§ **GIVEN REQUEST**
Work out how many lines have "aerosolilor" in them. Give only that number.

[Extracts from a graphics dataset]
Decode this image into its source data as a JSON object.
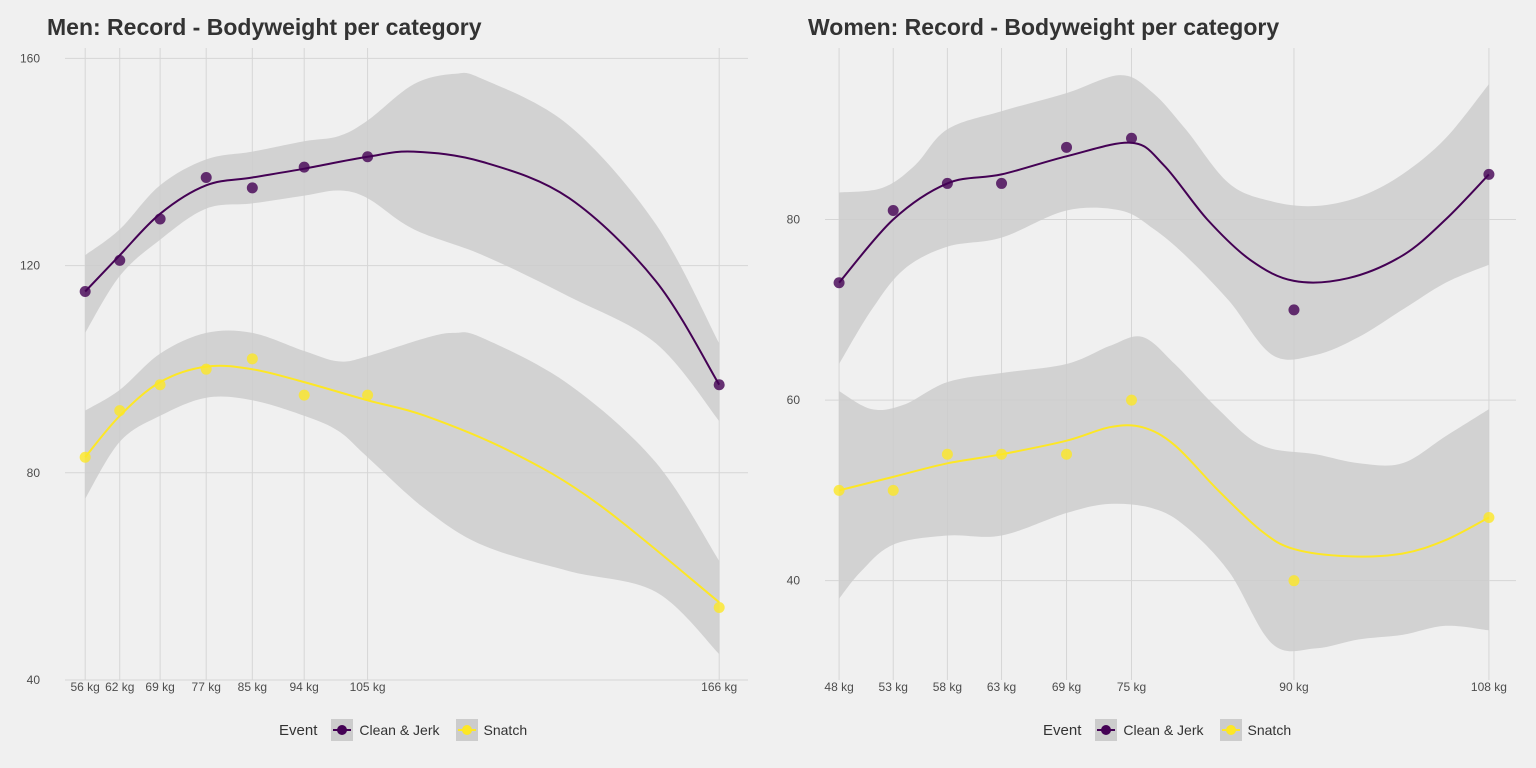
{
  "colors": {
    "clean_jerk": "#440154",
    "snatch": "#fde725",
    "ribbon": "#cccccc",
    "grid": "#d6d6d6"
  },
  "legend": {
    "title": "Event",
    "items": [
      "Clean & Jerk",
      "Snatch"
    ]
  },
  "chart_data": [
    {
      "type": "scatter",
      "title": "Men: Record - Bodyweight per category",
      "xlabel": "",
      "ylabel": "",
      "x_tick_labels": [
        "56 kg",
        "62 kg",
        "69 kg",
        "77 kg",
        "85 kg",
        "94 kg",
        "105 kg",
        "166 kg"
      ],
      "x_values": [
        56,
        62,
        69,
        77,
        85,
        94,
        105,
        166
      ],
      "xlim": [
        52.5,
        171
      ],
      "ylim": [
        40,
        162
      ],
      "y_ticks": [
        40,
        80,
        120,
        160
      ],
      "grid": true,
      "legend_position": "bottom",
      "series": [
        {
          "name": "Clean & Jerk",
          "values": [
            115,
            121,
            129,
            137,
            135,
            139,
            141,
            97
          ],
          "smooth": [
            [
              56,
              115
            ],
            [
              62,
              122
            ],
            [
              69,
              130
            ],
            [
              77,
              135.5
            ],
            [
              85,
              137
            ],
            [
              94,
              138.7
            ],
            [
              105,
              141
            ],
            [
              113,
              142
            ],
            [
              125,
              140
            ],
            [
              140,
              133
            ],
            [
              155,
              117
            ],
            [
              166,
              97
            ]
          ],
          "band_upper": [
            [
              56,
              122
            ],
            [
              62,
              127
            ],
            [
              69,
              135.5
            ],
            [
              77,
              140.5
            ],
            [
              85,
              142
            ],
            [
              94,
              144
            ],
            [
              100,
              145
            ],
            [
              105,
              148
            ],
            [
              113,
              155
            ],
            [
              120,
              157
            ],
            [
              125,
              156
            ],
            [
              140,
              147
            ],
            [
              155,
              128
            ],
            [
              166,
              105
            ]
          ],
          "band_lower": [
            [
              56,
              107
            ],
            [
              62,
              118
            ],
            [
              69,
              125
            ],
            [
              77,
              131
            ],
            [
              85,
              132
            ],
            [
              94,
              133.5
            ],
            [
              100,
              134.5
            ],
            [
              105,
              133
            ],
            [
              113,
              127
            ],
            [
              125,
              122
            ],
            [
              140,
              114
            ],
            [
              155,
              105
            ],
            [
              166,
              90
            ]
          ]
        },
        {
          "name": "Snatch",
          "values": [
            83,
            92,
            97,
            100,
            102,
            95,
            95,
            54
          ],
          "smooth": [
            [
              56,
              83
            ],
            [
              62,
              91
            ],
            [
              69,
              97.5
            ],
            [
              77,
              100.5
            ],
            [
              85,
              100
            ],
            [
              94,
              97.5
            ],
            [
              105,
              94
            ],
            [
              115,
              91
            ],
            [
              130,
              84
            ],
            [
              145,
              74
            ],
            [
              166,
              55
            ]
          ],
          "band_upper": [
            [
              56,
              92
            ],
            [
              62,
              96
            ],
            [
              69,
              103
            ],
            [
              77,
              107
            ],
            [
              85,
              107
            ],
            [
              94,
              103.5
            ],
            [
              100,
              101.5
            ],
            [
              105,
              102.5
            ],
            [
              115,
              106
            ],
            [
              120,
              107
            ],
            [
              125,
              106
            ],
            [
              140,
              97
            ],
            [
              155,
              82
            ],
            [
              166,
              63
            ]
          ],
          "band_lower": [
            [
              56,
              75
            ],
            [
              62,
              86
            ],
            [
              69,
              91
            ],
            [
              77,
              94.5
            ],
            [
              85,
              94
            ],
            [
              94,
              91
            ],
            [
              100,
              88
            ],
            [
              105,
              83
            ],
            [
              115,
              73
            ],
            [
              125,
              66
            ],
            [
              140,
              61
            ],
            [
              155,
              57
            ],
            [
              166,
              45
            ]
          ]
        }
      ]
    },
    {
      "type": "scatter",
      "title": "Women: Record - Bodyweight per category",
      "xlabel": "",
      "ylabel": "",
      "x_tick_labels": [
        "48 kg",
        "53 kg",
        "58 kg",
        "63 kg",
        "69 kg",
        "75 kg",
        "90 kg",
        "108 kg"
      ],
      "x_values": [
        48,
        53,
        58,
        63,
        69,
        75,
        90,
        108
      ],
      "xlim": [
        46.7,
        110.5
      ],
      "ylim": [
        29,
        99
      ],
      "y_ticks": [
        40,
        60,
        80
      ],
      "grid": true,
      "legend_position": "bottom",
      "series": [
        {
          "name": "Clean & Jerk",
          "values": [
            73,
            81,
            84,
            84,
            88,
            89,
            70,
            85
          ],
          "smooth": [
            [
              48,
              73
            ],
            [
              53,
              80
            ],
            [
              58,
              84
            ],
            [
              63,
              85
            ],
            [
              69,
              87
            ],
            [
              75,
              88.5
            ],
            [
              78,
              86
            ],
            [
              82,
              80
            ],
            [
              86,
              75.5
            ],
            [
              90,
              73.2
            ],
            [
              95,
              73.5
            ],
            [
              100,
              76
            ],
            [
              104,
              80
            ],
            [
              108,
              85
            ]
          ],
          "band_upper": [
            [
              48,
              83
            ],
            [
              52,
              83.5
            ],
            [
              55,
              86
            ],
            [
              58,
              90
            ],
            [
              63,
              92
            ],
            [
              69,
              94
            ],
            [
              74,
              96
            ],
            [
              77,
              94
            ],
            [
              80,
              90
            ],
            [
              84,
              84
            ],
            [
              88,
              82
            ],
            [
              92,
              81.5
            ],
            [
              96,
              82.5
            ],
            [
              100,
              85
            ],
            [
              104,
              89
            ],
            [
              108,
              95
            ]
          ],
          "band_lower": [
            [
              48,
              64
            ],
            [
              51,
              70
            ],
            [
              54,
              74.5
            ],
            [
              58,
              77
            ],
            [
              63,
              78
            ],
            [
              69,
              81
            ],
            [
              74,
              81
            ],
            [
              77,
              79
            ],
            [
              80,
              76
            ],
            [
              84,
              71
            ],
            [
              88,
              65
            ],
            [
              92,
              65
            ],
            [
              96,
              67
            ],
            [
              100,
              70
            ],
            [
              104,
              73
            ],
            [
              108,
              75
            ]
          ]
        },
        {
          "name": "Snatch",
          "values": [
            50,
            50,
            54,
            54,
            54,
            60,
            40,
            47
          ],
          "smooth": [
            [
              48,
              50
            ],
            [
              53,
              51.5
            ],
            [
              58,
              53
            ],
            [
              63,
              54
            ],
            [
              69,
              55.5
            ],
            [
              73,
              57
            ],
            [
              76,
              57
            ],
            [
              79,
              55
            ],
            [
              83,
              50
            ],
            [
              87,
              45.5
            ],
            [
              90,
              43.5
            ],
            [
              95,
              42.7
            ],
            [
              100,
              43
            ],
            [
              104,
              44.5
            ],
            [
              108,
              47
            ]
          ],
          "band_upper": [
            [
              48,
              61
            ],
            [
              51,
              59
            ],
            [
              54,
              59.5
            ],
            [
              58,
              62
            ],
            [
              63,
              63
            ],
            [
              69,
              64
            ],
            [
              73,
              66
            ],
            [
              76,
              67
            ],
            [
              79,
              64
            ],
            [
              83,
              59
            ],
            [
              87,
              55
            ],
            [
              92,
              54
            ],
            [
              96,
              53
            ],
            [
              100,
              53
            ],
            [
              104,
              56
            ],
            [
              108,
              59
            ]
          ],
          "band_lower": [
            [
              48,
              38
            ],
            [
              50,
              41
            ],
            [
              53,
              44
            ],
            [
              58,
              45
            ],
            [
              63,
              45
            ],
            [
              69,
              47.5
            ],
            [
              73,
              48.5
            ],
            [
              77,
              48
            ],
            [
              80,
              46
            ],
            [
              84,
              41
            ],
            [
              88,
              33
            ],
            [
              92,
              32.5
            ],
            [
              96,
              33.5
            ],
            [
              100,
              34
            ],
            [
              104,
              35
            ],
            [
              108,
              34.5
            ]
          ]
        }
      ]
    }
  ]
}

* * *

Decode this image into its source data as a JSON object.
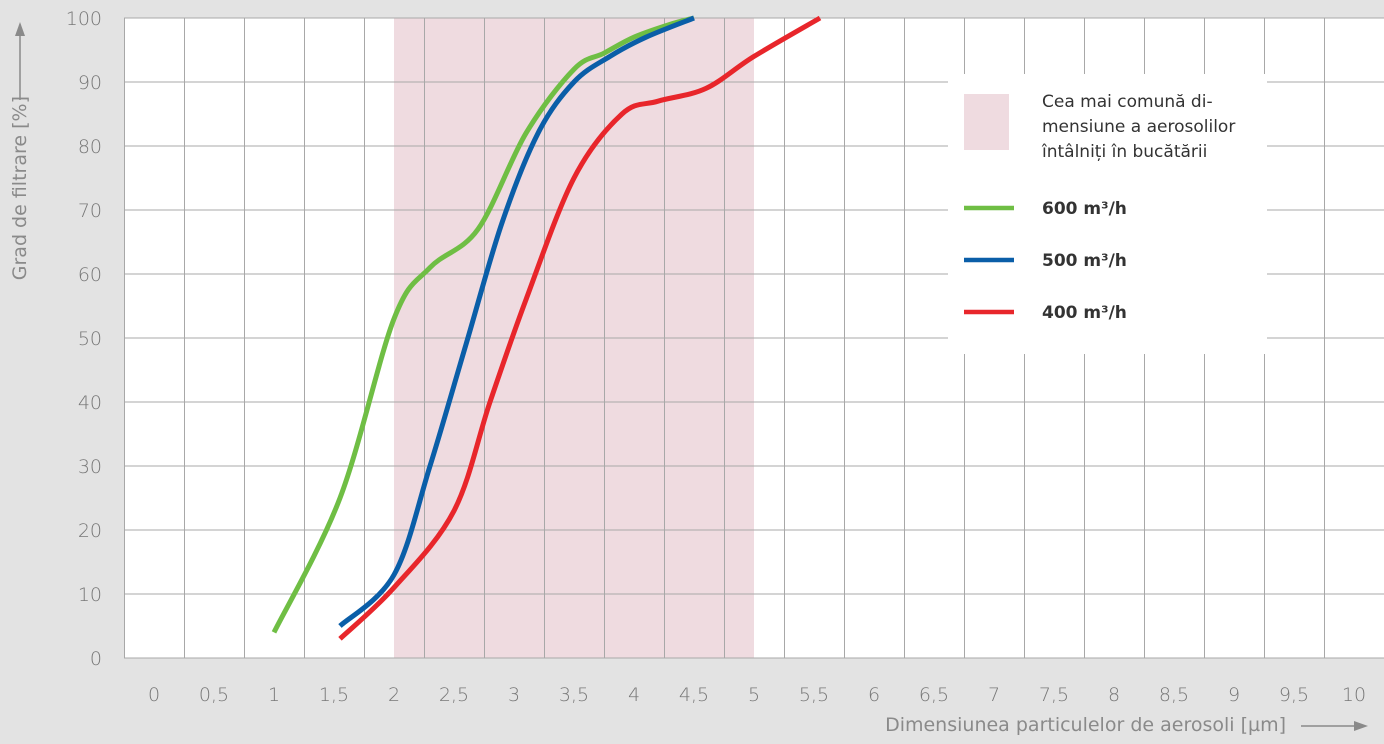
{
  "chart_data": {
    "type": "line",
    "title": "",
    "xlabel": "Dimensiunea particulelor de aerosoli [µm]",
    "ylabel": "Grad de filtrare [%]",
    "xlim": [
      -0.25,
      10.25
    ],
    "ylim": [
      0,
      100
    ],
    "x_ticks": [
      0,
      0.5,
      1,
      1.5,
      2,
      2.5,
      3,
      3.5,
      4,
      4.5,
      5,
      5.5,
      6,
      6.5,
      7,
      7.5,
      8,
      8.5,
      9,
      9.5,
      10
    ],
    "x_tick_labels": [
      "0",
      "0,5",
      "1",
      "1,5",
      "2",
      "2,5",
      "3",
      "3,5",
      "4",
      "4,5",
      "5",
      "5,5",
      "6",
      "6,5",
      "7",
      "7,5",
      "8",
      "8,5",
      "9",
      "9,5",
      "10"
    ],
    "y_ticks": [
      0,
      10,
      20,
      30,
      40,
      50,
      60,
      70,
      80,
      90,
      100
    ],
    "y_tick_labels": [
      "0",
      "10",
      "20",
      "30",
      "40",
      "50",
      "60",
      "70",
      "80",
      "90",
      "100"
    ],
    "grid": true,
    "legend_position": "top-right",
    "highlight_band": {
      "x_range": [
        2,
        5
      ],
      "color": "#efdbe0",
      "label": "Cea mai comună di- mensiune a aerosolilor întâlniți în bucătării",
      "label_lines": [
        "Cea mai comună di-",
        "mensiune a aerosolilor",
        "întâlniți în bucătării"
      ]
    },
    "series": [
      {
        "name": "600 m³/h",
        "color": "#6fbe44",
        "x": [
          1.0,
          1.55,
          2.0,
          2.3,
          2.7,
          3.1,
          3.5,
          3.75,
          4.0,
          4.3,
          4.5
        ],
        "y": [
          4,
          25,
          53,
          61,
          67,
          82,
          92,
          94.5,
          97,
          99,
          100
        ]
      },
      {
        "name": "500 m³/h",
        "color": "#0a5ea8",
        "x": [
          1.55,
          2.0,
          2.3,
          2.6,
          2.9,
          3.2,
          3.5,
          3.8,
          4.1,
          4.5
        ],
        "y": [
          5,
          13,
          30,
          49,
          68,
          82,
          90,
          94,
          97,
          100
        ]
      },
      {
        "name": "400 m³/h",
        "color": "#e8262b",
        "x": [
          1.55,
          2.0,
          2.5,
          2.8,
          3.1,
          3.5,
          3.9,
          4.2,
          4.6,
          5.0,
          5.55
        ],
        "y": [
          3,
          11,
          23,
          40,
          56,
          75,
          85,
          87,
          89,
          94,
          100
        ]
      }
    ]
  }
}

§ **REPLY**
2